Beneath this task is a listing. State how many of its lines include the string "markings", giving nothing but the number.

_____

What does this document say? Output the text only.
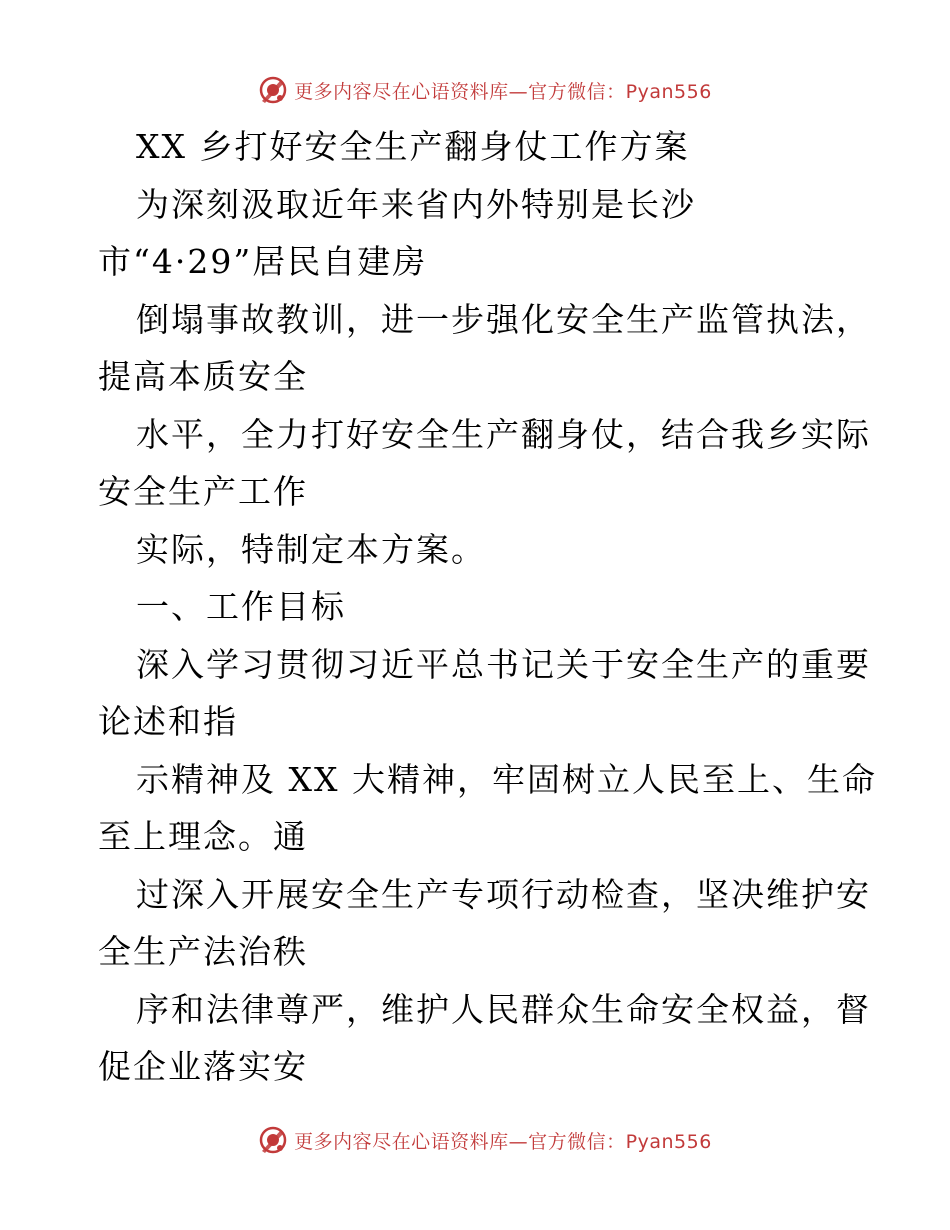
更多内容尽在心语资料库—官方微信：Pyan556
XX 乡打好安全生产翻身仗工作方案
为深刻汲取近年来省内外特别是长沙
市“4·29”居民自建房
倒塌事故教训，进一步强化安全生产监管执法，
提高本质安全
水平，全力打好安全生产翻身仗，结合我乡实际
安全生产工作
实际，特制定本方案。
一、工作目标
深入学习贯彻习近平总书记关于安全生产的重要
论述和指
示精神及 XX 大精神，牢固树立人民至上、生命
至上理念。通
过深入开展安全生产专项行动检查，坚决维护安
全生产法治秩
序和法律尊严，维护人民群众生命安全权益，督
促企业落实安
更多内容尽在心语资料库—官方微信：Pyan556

_____

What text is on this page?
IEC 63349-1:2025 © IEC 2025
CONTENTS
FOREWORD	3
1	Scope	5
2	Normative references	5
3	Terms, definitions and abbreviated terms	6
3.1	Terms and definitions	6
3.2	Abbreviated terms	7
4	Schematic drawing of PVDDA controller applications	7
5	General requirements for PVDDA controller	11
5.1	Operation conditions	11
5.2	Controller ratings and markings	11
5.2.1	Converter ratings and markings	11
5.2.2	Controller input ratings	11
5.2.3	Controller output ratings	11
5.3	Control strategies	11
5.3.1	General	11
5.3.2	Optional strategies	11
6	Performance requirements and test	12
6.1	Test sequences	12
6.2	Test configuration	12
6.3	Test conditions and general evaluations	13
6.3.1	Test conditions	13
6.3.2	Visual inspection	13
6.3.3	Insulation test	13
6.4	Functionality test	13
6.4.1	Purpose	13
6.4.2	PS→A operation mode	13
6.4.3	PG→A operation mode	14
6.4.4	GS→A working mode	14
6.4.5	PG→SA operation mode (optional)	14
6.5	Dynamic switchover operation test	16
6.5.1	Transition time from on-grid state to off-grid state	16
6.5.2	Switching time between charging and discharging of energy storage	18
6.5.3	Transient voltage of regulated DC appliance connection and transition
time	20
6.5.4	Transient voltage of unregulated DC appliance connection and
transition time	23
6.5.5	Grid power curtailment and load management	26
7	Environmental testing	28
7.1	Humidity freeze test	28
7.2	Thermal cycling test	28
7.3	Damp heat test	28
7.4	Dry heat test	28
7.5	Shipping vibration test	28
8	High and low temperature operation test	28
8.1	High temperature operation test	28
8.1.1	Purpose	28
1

_____

[TASK OUTPUT] 2